Retype the records below word for word and omit any image.

▶ Provided material:
= = = =

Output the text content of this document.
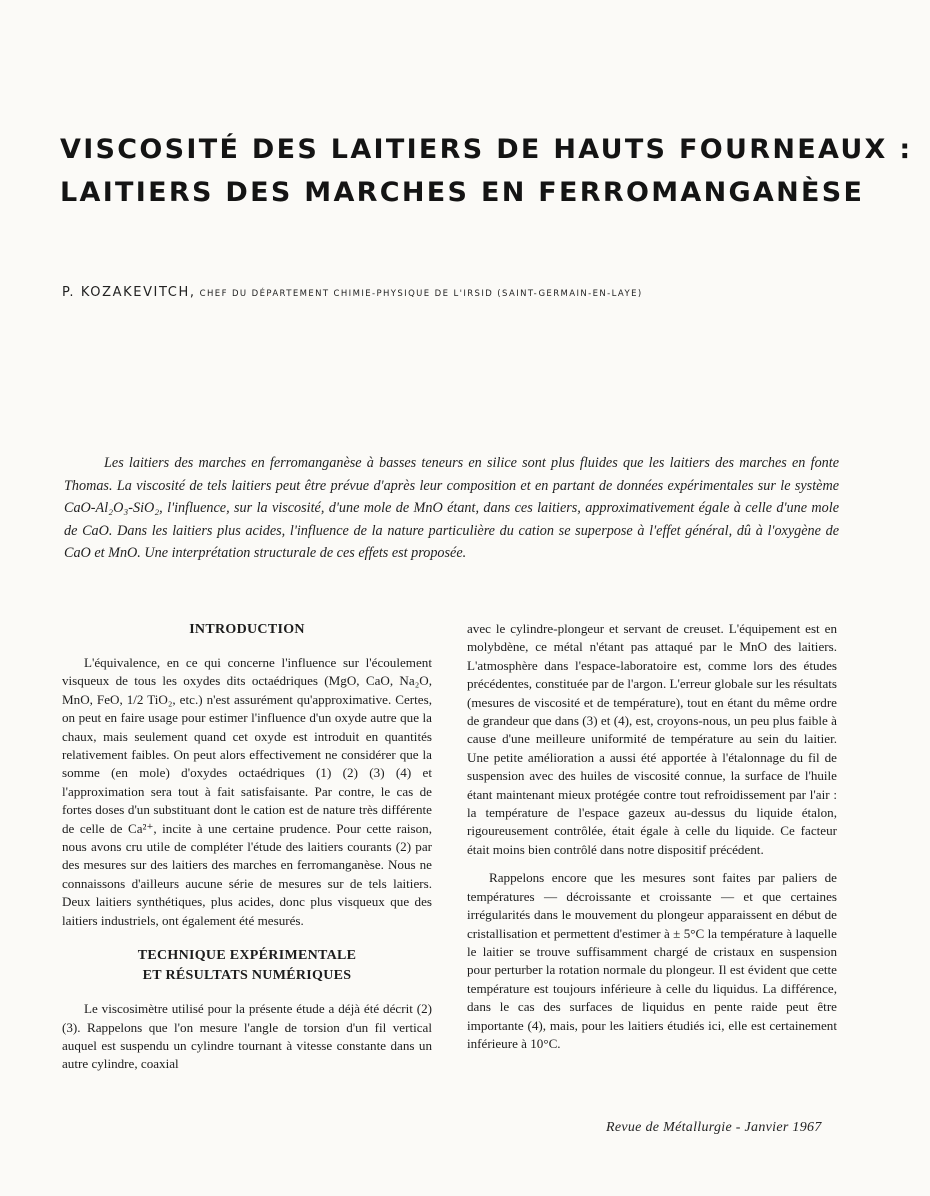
VISCOSITÉ DES LAITIERS DE HAUTS FOURNEAUX :
LAITIERS DES MARCHES EN FERROMANGANÈSE
P. KOZAKEVITCH, CHEF DU DÉPARTEMENT CHIMIE-PHYSIQUE DE L'IRSID (SAINT-GERMAIN-EN-LAYE)

Les laitiers des marches en ferromanganèse à basses teneurs en silice sont plus fluides que les laitiers des marches en fonte Thomas. La viscosité de tels laitiers peut être prévue d'après leur composition et en partant de données expérimentales sur le système CaO-Al₂O₃-SiO₂, l'influence, sur la viscosité, d'une mole de MnO étant, dans ces laitiers, approximativement égale à celle d'une mole de CaO. Dans les laitiers plus acides, l'influence de la nature particulière du cation se superpose à l'effet général, dû à l'oxygène de CaO et MnO. Une interprétation structurale de ces effets est proposée.

INTRODUCTION

L'équivalence, en ce qui concerne l'influence sur l'écoulement visqueux de tous les oxydes dits octaédriques (MgO, CaO, Na₂O, MnO, FeO, 1/2 TiO₂, etc.) n'est assurément qu'approximative. Certes, on peut en faire usage pour estimer l'influence d'un oxyde autre que la chaux, mais seulement quand cet oxyde est introduit en quantités relativement faibles. On peut alors effectivement ne considérer que la somme (en mole) d'oxydes octaédriques (1) (2) (3) (4) et l'approximation sera tout à fait satisfaisante. Par contre, le cas de fortes doses d'un substituant dont le cation est de nature très différente de celle de Ca²⁺, incite à une certaine prudence. Pour cette raison, nous avons cru utile de compléter l'étude des laitiers courants (2) par des mesures sur des laitiers des marches en ferromanganèse. Nous ne connaissons d'ailleurs aucune série de mesures sur de tels laitiers. Deux laitiers synthétiques, plus acides, donc plus visqueux que des laitiers industriels, ont également été mesurés.

TECHNIQUE EXPÉRIMENTALE
ET RÉSULTATS NUMÉRIQUES

Le viscosimètre utilisé pour la présente étude a déjà été décrit (2) (3). Rappelons que l'on mesure l'angle de torsion d'un fil vertical auquel est suspendu un cylindre tournant à vitesse constante dans un autre cylindre, coaxial

avec le cylindre-plongeur et servant de creuset. L'équipement est en molybdène, ce métal n'étant pas attaqué par le MnO des laitiers. L'atmosphère dans l'espace-laboratoire est, comme lors des études précédentes, constituée par de l'argon. L'erreur globale sur les résultats (mesures de viscosité et de température), tout en étant du même ordre de grandeur que dans (3) et (4), est, croyons-nous, un peu plus faible à cause d'une meilleure uniformité de température au sein du laitier. Une petite amélioration a aussi été apportée à l'étalonnage du fil de suspension avec des huiles de viscosité connue, la surface de l'huile étant maintenant mieux protégée contre tout refroidissement par l'air : la température de l'espace gazeux au-dessus du liquide étalon, rigoureusement contrôlée, était égale à celle du liquide. Ce facteur était moins bien contrôlé dans notre dispositif précédent.

Rappelons encore que les mesures sont faites par paliers de températures — décroissante et croissante — et que certaines irrégularités dans le mouvement du plongeur apparaissent en début de cristallisation et permettent d'estimer à ± 5°C la température à laquelle le laitier se trouve suffisamment chargé de cristaux en suspension pour perturber la rotation normale du plongeur. Il est évident que cette température est toujours inférieure à celle du liquidus. La différence, dans le cas des surfaces de liquidus en pente raide peut être importante (4), mais, pour les laitiers étudiés ici, elle est certainement inférieure à 10°C.

Revue de Métallurgie - Janvier 1967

= = = =

▶ Written answer:
Output the text content of this document.
VISCOSITÉ DES LAITIERS DE HAUTS FOURNEAUX :
LAITIERS DES MARCHES EN FERROMANGANÈSE
P. KOZAKEVITCH, CHEF DU DÉPARTEMENT CHIMIE-PHYSIQUE DE L'IRSID (SAINT-GERMAIN-EN-LAYE)

Les laitiers des marches en ferromanganèse à basses teneurs en silice sont plus fluides que les laitiers des marches en fonte Thomas. La viscosité de tels laitiers peut être prévue d'après leur composition et en partant de données expérimentales sur le système CaO-Al₂O₃-SiO₂, l'influence, sur la viscosité, d'une mole de MnO étant, dans ces laitiers, approximativement égale à celle d'une mole de CaO. Dans les laitiers plus acides, l'influence de la nature particulière du cation se superpose à l'effet général, dû à l'oxygène de CaO et MnO. Une interprétation structurale de ces effets est proposée.

INTRODUCTION

L'équivalence, en ce qui concerne l'influence sur l'écoulement visqueux de tous les oxydes dits octaédriques (MgO, CaO, Na₂O, MnO, FeO, 1/2 TiO₂, etc.) n'est assurément qu'approximative. Certes, on peut en faire usage pour estimer l'influence d'un oxyde autre que la chaux, mais seulement quand cet oxyde est introduit en quantités relativement faibles. On peut alors effectivement ne considérer que la somme (en mole) d'oxydes octaédriques (1) (2) (3) (4) et l'approximation sera tout à fait satisfaisante. Par contre, le cas de fortes doses d'un substituant dont le cation est de nature très différente de celle de Ca²⁺, incite à une certaine prudence. Pour cette raison, nous avons cru utile de compléter l'étude des laitiers courants (2) par des mesures sur des laitiers des marches en ferromanganèse. Nous ne connaissons d'ailleurs aucune série de mesures sur de tels laitiers. Deux laitiers synthétiques, plus acides, donc plus visqueux que des laitiers industriels, ont également été mesurés.

TECHNIQUE EXPÉRIMENTALE
ET RÉSULTATS NUMÉRIQUES

Le viscosimètre utilisé pour la présente étude a déjà été décrit (2) (3). Rappelons que l'on mesure l'angle de torsion d'un fil vertical auquel est suspendu un cylindre tournant à vitesse constante dans un autre cylindre, coaxial

avec le cylindre-plongeur et servant de creuset. L'équipement est en molybdène, ce métal n'étant pas attaqué par le MnO des laitiers. L'atmosphère dans l'espace-laboratoire est, comme lors des études précédentes, constituée par de l'argon. L'erreur globale sur les résultats (mesures de viscosité et de température), tout en étant du même ordre de grandeur que dans (3) et (4), est, croyons-nous, un peu plus faible à cause d'une meilleure uniformité de température au sein du laitier. Une petite amélioration a aussi été apportée à l'étalonnage du fil de suspension avec des huiles de viscosité connue, la surface de l'huile étant maintenant mieux protégée contre tout refroidissement par l'air : la température de l'espace gazeux au-dessus du liquide étalon, rigoureusement contrôlée, était égale à celle du liquide. Ce facteur était moins bien contrôlé dans notre dispositif précédent.

Rappelons encore que les mesures sont faites par paliers de températures — décroissante et croissante — et que certaines irrégularités dans le mouvement du plongeur apparaissent en début de cristallisation et permettent d'estimer à ± 5°C la température à laquelle le laitier se trouve suffisamment chargé de cristaux en suspension pour perturber la rotation normale du plongeur. Il est évident que cette température est toujours inférieure à celle du liquidus. La différence, dans le cas des surfaces de liquidus en pente raide peut être importante (4), mais, pour les laitiers étudiés ici, elle est certainement inférieure à 10°C.

Revue de Métallurgie - Janvier 1967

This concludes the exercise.